◆ **READING PASSAGE**
In the automated sample preparation of PFAS analysis, the Freestyle SPE instrument system
from LCTech in the PFAS version in combination with the vacuum concentrator D-EVA allows specially adapted
automated concentration of the substances.
Now, the analytical methods for the determination of PFAS are far from being as harmonized and regulated as for other POPs such as PCDD/F and PCB. In this context, not only the final determination of PFAS by LC/MS-MS methods is analytically very demanding, but also, irrespective of regional regulations, the sample preparation. The samples are cleaned up by solid phase extraction, eluted in a significantly smaller volume in methanol and then concentrated to dryness without loss and redissolved.
In order to be able to achieve correspondingly low limits of determination for the new limit specifications, a sufficiently large sample volume must be used. However, such large sample volumes represent a very high workload and time requirement for manual SPE, which is why automated processing of the samples is necessary. Another major challenge is posed by the ubiquitous perfluorinated and polyfluorinated substances found in the laboratory. The foreign input of PFAS analytes into the samples must be kept as low as possible in order to avoid false positive results. An undesirable, well known source of PFAS introduction into samples is the fluorocarbon materials such as PTFE used in commercially available laboratory equipment and materials. These release small amounts of PFAS during contact with the sample, resulting in significantly elevated background levels. Therefore, in the Freestyle SPE-PFAS system, which is used for automated SPE protocol processing, all fluorocarbon materials have been consistently minimized and replaced with polyethylene or polypropylene.

◆ **INSTRUCTIONS**
(1) Translate this sentence from the passage on PFAS sample preparation into Spanish: "Another major challenge is posed by the ubiquitous perfluorinated and polyfluorinated substances found in the laboratory."
(2) Summarize the passage on PFAS sample preparation in two sentences.
(3) From the passage on PFAS sample preparation, reproduce the stretch from "In the automated" through "loss and redissolved.".

◆ **SUPPLIED RECORDS**
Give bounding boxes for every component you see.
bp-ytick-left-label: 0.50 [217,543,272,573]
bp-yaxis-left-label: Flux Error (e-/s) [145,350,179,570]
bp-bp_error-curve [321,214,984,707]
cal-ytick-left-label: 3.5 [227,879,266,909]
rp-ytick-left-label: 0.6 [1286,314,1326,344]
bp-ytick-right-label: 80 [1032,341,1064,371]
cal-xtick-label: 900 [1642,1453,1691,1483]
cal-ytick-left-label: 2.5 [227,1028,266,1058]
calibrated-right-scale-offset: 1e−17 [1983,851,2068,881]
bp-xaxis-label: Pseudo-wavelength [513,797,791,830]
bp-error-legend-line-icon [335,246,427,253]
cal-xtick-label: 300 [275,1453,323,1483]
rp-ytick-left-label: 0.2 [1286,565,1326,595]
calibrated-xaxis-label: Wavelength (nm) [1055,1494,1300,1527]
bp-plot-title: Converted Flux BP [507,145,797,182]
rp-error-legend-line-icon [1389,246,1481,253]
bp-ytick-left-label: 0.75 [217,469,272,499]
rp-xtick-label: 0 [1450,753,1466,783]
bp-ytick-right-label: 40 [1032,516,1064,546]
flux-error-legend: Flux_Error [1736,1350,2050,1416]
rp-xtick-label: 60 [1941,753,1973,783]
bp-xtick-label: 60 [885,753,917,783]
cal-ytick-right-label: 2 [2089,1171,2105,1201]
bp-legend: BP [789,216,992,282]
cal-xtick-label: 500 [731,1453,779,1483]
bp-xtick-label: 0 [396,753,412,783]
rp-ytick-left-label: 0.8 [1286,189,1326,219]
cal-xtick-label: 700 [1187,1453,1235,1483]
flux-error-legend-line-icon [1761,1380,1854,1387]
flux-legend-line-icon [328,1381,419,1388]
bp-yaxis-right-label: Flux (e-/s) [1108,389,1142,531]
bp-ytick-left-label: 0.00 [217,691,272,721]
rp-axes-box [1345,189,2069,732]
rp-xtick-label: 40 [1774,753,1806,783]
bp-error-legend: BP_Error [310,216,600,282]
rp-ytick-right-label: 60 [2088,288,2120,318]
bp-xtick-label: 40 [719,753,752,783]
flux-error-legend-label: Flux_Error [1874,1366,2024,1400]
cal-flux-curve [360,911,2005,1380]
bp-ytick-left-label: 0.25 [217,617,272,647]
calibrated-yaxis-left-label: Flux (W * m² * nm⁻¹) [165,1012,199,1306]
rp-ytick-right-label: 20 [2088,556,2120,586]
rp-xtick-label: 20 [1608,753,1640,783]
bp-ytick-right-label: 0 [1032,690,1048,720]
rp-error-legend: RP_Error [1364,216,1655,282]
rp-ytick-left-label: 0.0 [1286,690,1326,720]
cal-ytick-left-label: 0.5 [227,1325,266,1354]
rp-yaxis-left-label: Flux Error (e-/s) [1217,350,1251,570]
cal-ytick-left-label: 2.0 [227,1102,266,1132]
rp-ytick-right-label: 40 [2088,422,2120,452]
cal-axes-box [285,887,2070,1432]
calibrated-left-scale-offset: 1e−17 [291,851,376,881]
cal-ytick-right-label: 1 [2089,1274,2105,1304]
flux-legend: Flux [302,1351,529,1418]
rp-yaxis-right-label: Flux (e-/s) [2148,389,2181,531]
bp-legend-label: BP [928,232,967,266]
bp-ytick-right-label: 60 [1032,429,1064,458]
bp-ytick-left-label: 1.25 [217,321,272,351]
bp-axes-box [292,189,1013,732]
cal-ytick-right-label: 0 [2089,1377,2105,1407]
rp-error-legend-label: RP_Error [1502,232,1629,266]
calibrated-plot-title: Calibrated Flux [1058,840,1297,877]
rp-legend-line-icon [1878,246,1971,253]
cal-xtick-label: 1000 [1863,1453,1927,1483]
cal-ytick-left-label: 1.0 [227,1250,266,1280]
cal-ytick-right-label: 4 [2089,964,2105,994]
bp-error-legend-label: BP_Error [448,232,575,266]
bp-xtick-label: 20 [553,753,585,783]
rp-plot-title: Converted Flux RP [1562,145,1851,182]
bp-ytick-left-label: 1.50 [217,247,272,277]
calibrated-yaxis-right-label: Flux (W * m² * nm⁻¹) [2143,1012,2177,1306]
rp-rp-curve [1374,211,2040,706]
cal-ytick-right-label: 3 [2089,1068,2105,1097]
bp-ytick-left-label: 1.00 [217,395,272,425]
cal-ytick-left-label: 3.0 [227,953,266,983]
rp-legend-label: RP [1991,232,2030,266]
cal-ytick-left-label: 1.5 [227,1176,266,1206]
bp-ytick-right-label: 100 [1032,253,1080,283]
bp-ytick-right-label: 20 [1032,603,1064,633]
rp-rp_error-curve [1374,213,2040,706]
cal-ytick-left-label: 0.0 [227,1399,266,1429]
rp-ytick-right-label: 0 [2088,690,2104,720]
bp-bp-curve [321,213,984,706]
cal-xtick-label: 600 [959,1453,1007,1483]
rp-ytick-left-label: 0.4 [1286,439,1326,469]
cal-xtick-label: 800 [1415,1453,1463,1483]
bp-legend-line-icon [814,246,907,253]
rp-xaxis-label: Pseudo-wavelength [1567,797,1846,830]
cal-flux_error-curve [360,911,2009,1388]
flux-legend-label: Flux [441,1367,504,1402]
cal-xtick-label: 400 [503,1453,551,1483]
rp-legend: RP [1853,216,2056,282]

◆ **SET OF ANSWERS**
(1) Otro gran desafío lo plantean las sustancias perfluoradas y polifluoradas omnipresentes que se encuentran en el laboratorio.

(2) Methods for determining PFAS are far less harmonized than those for other POPs, and sample preparation is demanding: samples go through solid phase extraction, elution in methanol, concentration to dryness and redissolving, and the large volumes needed make automated processing necessary. Because fluorocarbon materials such as PTFE in laboratory equipment release PFAS and raise background levels, the Freestyle SPE-PFAS system has minimized them and replaced them with polyethylene or polypropylene.

(3)
In the automated sample preparation of PFAS analysis, the Freestyle SPE instrument system
from LCTech in the PFAS version in combination with the vacuum concentrator D-EVA allows specially adapted
automated concentration of the substances.
Now, the analytical methods for the determination of PFAS are far from being as harmonized and regulated as for other POPs such as PCDD/F and PCB. In this context, not only the final determination of PFAS by LC/MS-MS methods is analytically very demanding, but also, irrespective of regional regulations, the sample preparation. The samples are cleaned up by solid phase extraction, eluted in a significantly smaller volume in methanol and then concentrated to dryness without loss and redissolved.